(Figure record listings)
* begin *

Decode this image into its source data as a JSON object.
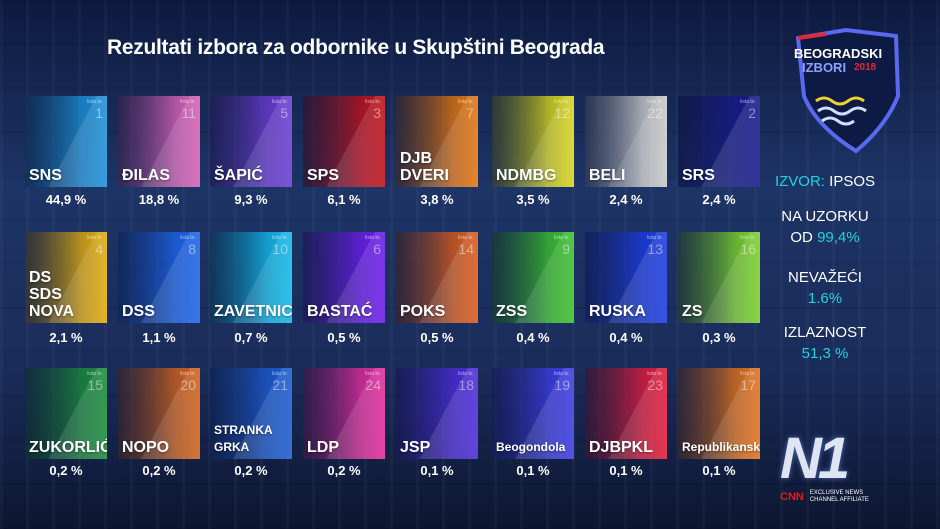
{
  "title": "Rezultati izbora za odbornike u Skupštini Beograda",
  "list_label": "lista br.",
  "logo": {
    "line1": "BEOGRADSKI",
    "line2": "IZBORI",
    "year": "2018"
  },
  "side": {
    "source_label": "IZVOR:",
    "source": "IPSOS",
    "sample_line1": "NA UZORKU",
    "sample_line2": "OD",
    "sample_value": "99,4%",
    "invalid_label": "NEVAŽEĆI",
    "invalid_value": "1.6%",
    "turnout_label": "IZLAZNOST",
    "turnout_value": "51,3 %"
  },
  "n1": {
    "brand": "N1",
    "cnn": "CNN",
    "tagline1": "EXCLUSIVE NEWS",
    "tagline2": "CHANNEL AFFILIATE"
  },
  "parties": [
    {
      "name": "SNS",
      "list": "1",
      "pct": "44,9 %",
      "color": "#1a8fd6"
    },
    {
      "name": "ĐILAS",
      "list": "11",
      "pct": "18,8 %",
      "color": "#d45fb4"
    },
    {
      "name": "ŠAPIĆ",
      "list": "5",
      "pct": "9,3 %",
      "color": "#6b3ad0"
    },
    {
      "name": "SPS",
      "list": "3",
      "pct": "6,1 %",
      "color": "#c0101a"
    },
    {
      "name": "DJB\nDVERI",
      "list": "7",
      "pct": "3,8 %",
      "color": "#e2730e"
    },
    {
      "name": "NDMBG",
      "list": "12",
      "pct": "3,5 %",
      "color": "#d6d41a"
    },
    {
      "name": "BELI",
      "list": "22",
      "pct": "2,4 %",
      "color": "#c8c8c8"
    },
    {
      "name": "SRS",
      "list": "2",
      "pct": "2,4 %",
      "color": "#15188a"
    },
    {
      "name": "DS\nSDS\nNOVA",
      "list": "4",
      "pct": "2,1 %",
      "color": "#e0aa0a"
    },
    {
      "name": "DSS",
      "list": "8",
      "pct": "1,1 %",
      "color": "#1a62e8"
    },
    {
      "name": "ZAVETNICI",
      "list": "10",
      "pct": "0,7 %",
      "color": "#10b8e8"
    },
    {
      "name": "BASTAĆ",
      "list": "6",
      "pct": "0,5 %",
      "color": "#6a1ae8"
    },
    {
      "name": "POKS",
      "list": "14",
      "pct": "0,5 %",
      "color": "#d85a1a"
    },
    {
      "name": "ZSS",
      "list": "9",
      "pct": "0,4 %",
      "color": "#3ac02a"
    },
    {
      "name": "RUSKA",
      "list": "13",
      "pct": "0,4 %",
      "color": "#1a3ae0"
    },
    {
      "name": "ZS",
      "list": "16",
      "pct": "0,3 %",
      "color": "#7ad02a"
    },
    {
      "name": "ZUKORLIĆ",
      "list": "15",
      "pct": "0,2 %",
      "color": "#1a8a3a"
    },
    {
      "name": "NOPO",
      "list": "20",
      "pct": "0,2 %",
      "color": "#d0601a"
    },
    {
      "name": "STRANKA\nGRKA",
      "list": "21",
      "pct": "0,2 %",
      "color": "#1a5ad0"
    },
    {
      "name": "LDP",
      "list": "24",
      "pct": "0,2 %",
      "color": "#e02a9a"
    },
    {
      "name": "JSP",
      "list": "18",
      "pct": "0,1 %",
      "color": "#4a2ad8"
    },
    {
      "name": "Beogondola",
      "list": "19",
      "pct": "0,1 %",
      "color": "#3a3ae0"
    },
    {
      "name": "DJBPKL",
      "list": "23",
      "pct": "0,1 %",
      "color": "#e01a3a"
    },
    {
      "name": "Republikanska",
      "list": "17",
      "pct": "0,1 %",
      "color": "#e0701a"
    }
  ]
}
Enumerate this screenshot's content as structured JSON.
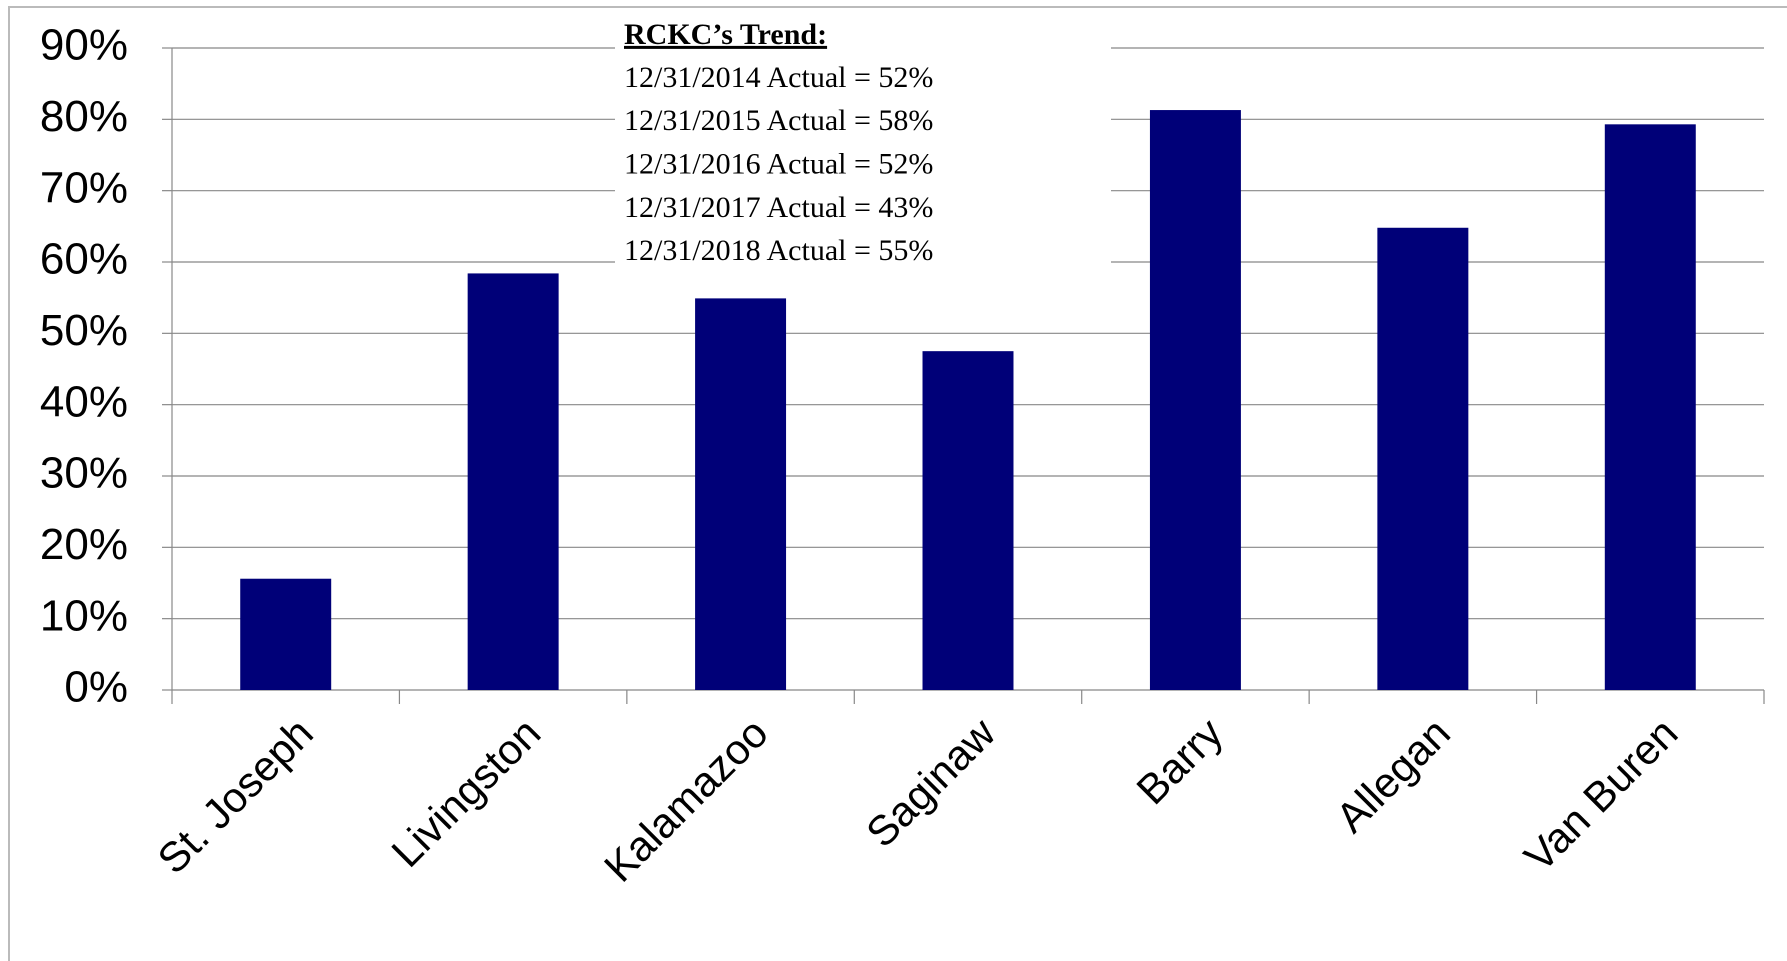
{
  "chart_data": {
    "type": "bar",
    "categories": [
      "St. Joseph",
      "Livingston",
      "Kalamazoo",
      "Saginaw",
      "Barry",
      "Allegan",
      "Van Buren"
    ],
    "values": [
      15.6,
      58.4,
      54.9,
      47.5,
      81.3,
      64.8,
      79.3
    ],
    "color": "#000078",
    "ylim": [
      0,
      90
    ],
    "yticks": [
      {
        "value": 0,
        "label": "0%"
      },
      {
        "value": 10,
        "label": "10%"
      },
      {
        "value": 20,
        "label": "20%"
      },
      {
        "value": 30,
        "label": "30%"
      },
      {
        "value": 40,
        "label": "40%"
      },
      {
        "value": 50,
        "label": "50%"
      },
      {
        "value": 60,
        "label": "60%"
      },
      {
        "value": 70,
        "label": "70%"
      },
      {
        "value": 80,
        "label": "80%"
      },
      {
        "value": 90,
        "label": "90%"
      }
    ],
    "grid": true,
    "annotation_title": "RCKC’s Trend:",
    "annotations": [
      "12/31/2014 Actual = 52%",
      "12/31/2015 Actual = 58%",
      "12/31/2016 Actual = 52%",
      "12/31/2017 Actual = 43%",
      "12/31/2018 Actual = 55%"
    ]
  }
}
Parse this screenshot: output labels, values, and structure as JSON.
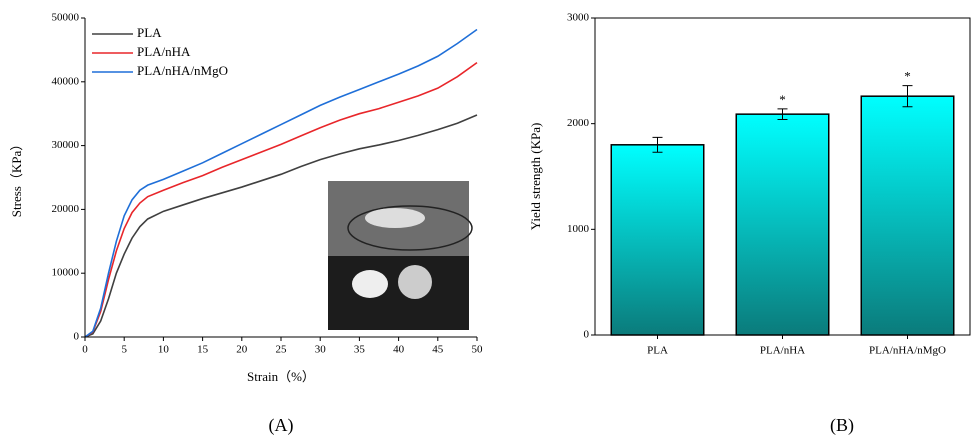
{
  "chart_data": [
    {
      "type": "line",
      "panel_label": "(A)",
      "xlabel": "Strain（%）",
      "ylabel": "Stress（KPa）",
      "x": [
        0,
        1,
        2,
        3,
        4,
        5,
        6,
        7,
        8,
        10,
        12.5,
        15,
        17.5,
        20,
        22.5,
        25,
        27.5,
        30,
        32.5,
        35,
        37.5,
        40,
        42.5,
        45,
        47.5,
        50
      ],
      "series": [
        {
          "name": "PLA",
          "color": "#404040",
          "values": [
            0,
            500,
            2500,
            6000,
            10000,
            13000,
            15500,
            17300,
            18500,
            19700,
            20700,
            21700,
            22600,
            23500,
            24500,
            25500,
            26700,
            27800,
            28700,
            29500,
            30100,
            30800,
            31600,
            32500,
            33500,
            34800
          ]
        },
        {
          "name": "PLA/nHA",
          "color": "#e8262a",
          "values": [
            0,
            800,
            4000,
            9000,
            13500,
            17000,
            19500,
            21000,
            22000,
            23000,
            24200,
            25300,
            26600,
            27800,
            29000,
            30200,
            31500,
            32800,
            34000,
            35000,
            35800,
            36800,
            37800,
            39000,
            40800,
            43000
          ]
        },
        {
          "name": "PLA/nHA/nMgO",
          "color": "#1f6fd8",
          "values": [
            0,
            900,
            4500,
            10000,
            15000,
            19000,
            21500,
            23000,
            23800,
            24700,
            26000,
            27300,
            28800,
            30300,
            31800,
            33300,
            34800,
            36300,
            37600,
            38800,
            40000,
            41200,
            42500,
            44000,
            46000,
            48200
          ]
        }
      ],
      "xlim": [
        0,
        50
      ],
      "xticks": [
        0,
        5,
        10,
        15,
        20,
        25,
        30,
        35,
        40,
        45,
        50
      ],
      "ylim": [
        0,
        50000
      ],
      "yticks": [
        0,
        10000,
        20000,
        30000,
        40000,
        50000
      ],
      "legend": "upper left"
    },
    {
      "type": "bar",
      "panel_label": "(B)",
      "ylabel": "Yield strength (KPa)",
      "categories": [
        "PLA",
        "PLA/nHA",
        "PLA/nHA/nMgO"
      ],
      "values": [
        1800,
        2090,
        2260
      ],
      "errors": [
        70,
        50,
        100
      ],
      "value_annotations": [
        null,
        "*",
        "*"
      ],
      "color": "#00ffff",
      "color_bottom": "#0b7b7b",
      "ylim": [
        0,
        3000
      ],
      "yticks": [
        0,
        1000,
        2000,
        3000
      ]
    }
  ]
}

* end *

__Stated problem__:
Leave out the pictures and give the listing above again exactly.

__Result of this task__:
Decode this image into its source data as a JSON object.
{
  "title": "Rezultati izbora za odbornike u Skupštini Beograda",
  "list_label": "lista br.",
  "logo": {
    "line1": "BEOGRADSKI",
    "line2": "IZBORI",
    "year": "2018"
  },
  "side": {
    "source_label": "IZVOR:",
    "source": "IPSOS",
    "sample_line1": "NA UZORKU",
    "sample_line2": "OD",
    "sample_value": "99,4%",
    "invalid_label": "NEVAŽEĆI",
    "invalid_value": "1.6%",
    "turnout_label": "IZLAZNOST",
    "turnout_value": "51,3 %"
  },
  "n1": {
    "brand": "N1",
    "cnn": "CNN",
    "tagline1": "EXCLUSIVE NEWS",
    "tagline2": "CHANNEL AFFILIATE"
  },
  "parties": [
    {
      "name": "SNS",
      "list": "1",
      "pct": "44,9 %",
      "color": "#1a8fd6"
    },
    {
      "name": "ĐILAS",
      "list": "11",
      "pct": "18,8 %",
      "color": "#d45fb4"
    },
    {
      "name": "ŠAPIĆ",
      "list": "5",
      "pct": "9,3 %",
      "color": "#6b3ad0"
    },
    {
      "name": "SPS",
      "list": "3",
      "pct": "6,1 %",
      "color": "#c0101a"
    },
    {
      "name": "DJB\nDVERI",
      "list": "7",
      "pct": "3,8 %",
      "color": "#e2730e"
    },
    {
      "name": "NDMBG",
      "list": "12",
      "pct": "3,5 %",
      "color": "#d6d41a"
    },
    {
      "name": "BELI",
      "list": "22",
      "pct": "2,4 %",
      "color": "#c8c8c8"
    },
    {
      "name": "SRS",
      "list": "2",
      "pct": "2,4 %",
      "color": "#15188a"
    },
    {
      "name": "DS\nSDS\nNOVA",
      "list": "4",
      "pct": "2,1 %",
      "color": "#e0aa0a"
    },
    {
      "name": "DSS",
      "list": "8",
      "pct": "1,1 %",
      "color": "#1a62e8"
    },
    {
      "name": "ZAVETNICI",
      "list": "10",
      "pct": "0,7 %",
      "color": "#10b8e8"
    },
    {
      "name": "BASTAĆ",
      "list": "6",
      "pct": "0,5 %",
      "color": "#6a1ae8"
    },
    {
      "name": "POKS",
      "list": "14",
      "pct": "0,5 %",
      "color": "#d85a1a"
    },
    {
      "name": "ZSS",
      "list": "9",
      "pct": "0,4 %",
      "color": "#3ac02a"
    },
    {
      "name": "RUSKA",
      "list": "13",
      "pct": "0,4 %",
      "color": "#1a3ae0"
    },
    {
      "name": "ZS",
      "list": "16",
      "pct": "0,3 %",
      "color": "#7ad02a"
    },
    {
      "name": "ZUKORLIĆ",
      "list": "15",
      "pct": "0,2 %",
      "color": "#1a8a3a"
    },
    {
      "name": "NOPO",
      "list": "20",
      "pct": "0,2 %",
      "color": "#d0601a"
    },
    {
      "name": "STRANKA\nGRKA",
      "list": "21",
      "pct": "0,2 %",
      "color": "#1a5ad0"
    },
    {
      "name": "LDP",
      "list": "24",
      "pct": "0,2 %",
      "color": "#e02a9a"
    },
    {
      "name": "JSP",
      "list": "18",
      "pct": "0,1 %",
      "color": "#4a2ad8"
    },
    {
      "name": "Beogondola",
      "list": "19",
      "pct": "0,1 %",
      "color": "#3a3ae0"
    },
    {
      "name": "DJBPKL",
      "list": "23",
      "pct": "0,1 %",
      "color": "#e01a3a"
    },
    {
      "name": "Republikanska",
      "list": "17",
      "pct": "0,1 %",
      "color": "#e0701a"
    }
  ]
}
Enumerate this screenshot's content as structured JSON.
{
  "chart_data": {
    "type": "bar",
    "categories": [
      "St. Joseph",
      "Livingston",
      "Kalamazoo",
      "Saginaw",
      "Barry",
      "Allegan",
      "Van Buren"
    ],
    "values": [
      15.6,
      58.4,
      54.9,
      47.5,
      81.3,
      64.8,
      79.3
    ],
    "color": "#000078",
    "ylim": [
      0,
      90
    ],
    "yticks": [
      {
        "value": 0,
        "label": "0%"
      },
      {
        "value": 10,
        "label": "10%"
      },
      {
        "value": 20,
        "label": "20%"
      },
      {
        "value": 30,
        "label": "30%"
      },
      {
        "value": 40,
        "label": "40%"
      },
      {
        "value": 50,
        "label": "50%"
      },
      {
        "value": 60,
        "label": "60%"
      },
      {
        "value": 70,
        "label": "70%"
      },
      {
        "value": 80,
        "label": "80%"
      },
      {
        "value": 90,
        "label": "90%"
      }
    ],
    "grid": true,
    "annotation_title": "RCKC’s Trend:",
    "annotations": [
      "12/31/2014 Actual = 52%",
      "12/31/2015 Actual = 58%",
      "12/31/2016 Actual = 52%",
      "12/31/2017 Actual = 43%",
      "12/31/2018 Actual = 55%"
    ]
  }
}
Parse this screenshot: output labels, values, and structure as JSON.
{
  "chart_data": [
    {
      "type": "line",
      "panel_label": "(A)",
      "xlabel": "Strain（%）",
      "ylabel": "Stress（KPa）",
      "x": [
        0,
        1,
        2,
        3,
        4,
        5,
        6,
        7,
        8,
        10,
        12.5,
        15,
        17.5,
        20,
        22.5,
        25,
        27.5,
        30,
        32.5,
        35,
        37.5,
        40,
        42.5,
        45,
        47.5,
        50
      ],
      "series": [
        {
          "name": "PLA",
          "color": "#404040",
          "values": [
            0,
            500,
            2500,
            6000,
            10000,
            13000,
            15500,
            17300,
            18500,
            19700,
            20700,
            21700,
            22600,
            23500,
            24500,
            25500,
            26700,
            27800,
            28700,
            29500,
            30100,
            30800,
            31600,
            32500,
            33500,
            34800
          ]
        },
        {
          "name": "PLA/nHA",
          "color": "#e8262a",
          "values": [
            0,
            800,
            4000,
            9000,
            13500,
            17000,
            19500,
            21000,
            22000,
            23000,
            24200,
            25300,
            26600,
            27800,
            29000,
            30200,
            31500,
            32800,
            34000,
            35000,
            35800,
            36800,
            37800,
            39000,
            40800,
            43000
          ]
        },
        {
          "name": "PLA/nHA/nMgO",
          "color": "#1f6fd8",
          "values": [
            0,
            900,
            4500,
            10000,
            15000,
            19000,
            21500,
            23000,
            23800,
            24700,
            26000,
            27300,
            28800,
            30300,
            31800,
            33300,
            34800,
            36300,
            37600,
            38800,
            40000,
            41200,
            42500,
            44000,
            46000,
            48200
          ]
        }
      ],
      "xlim": [
        0,
        50
      ],
      "xticks": [
        0,
        5,
        10,
        15,
        20,
        25,
        30,
        35,
        40,
        45,
        50
      ],
      "ylim": [
        0,
        50000
      ],
      "yticks": [
        0,
        10000,
        20000,
        30000,
        40000,
        50000
      ],
      "legend": "upper left"
    },
    {
      "type": "bar",
      "panel_label": "(B)",
      "ylabel": "Yield strength (KPa)",
      "categories": [
        "PLA",
        "PLA/nHA",
        "PLA/nHA/nMgO"
      ],
      "values": [
        1800,
        2090,
        2260
      ],
      "errors": [
        70,
        50,
        100
      ],
      "value_annotations": [
        null,
        "*",
        "*"
      ],
      "color": "#00ffff",
      "color_bottom": "#0b7b7b",
      "ylim": [
        0,
        3000
      ],
      "yticks": [
        0,
        1000,
        2000,
        3000
      ]
    }
  ]
}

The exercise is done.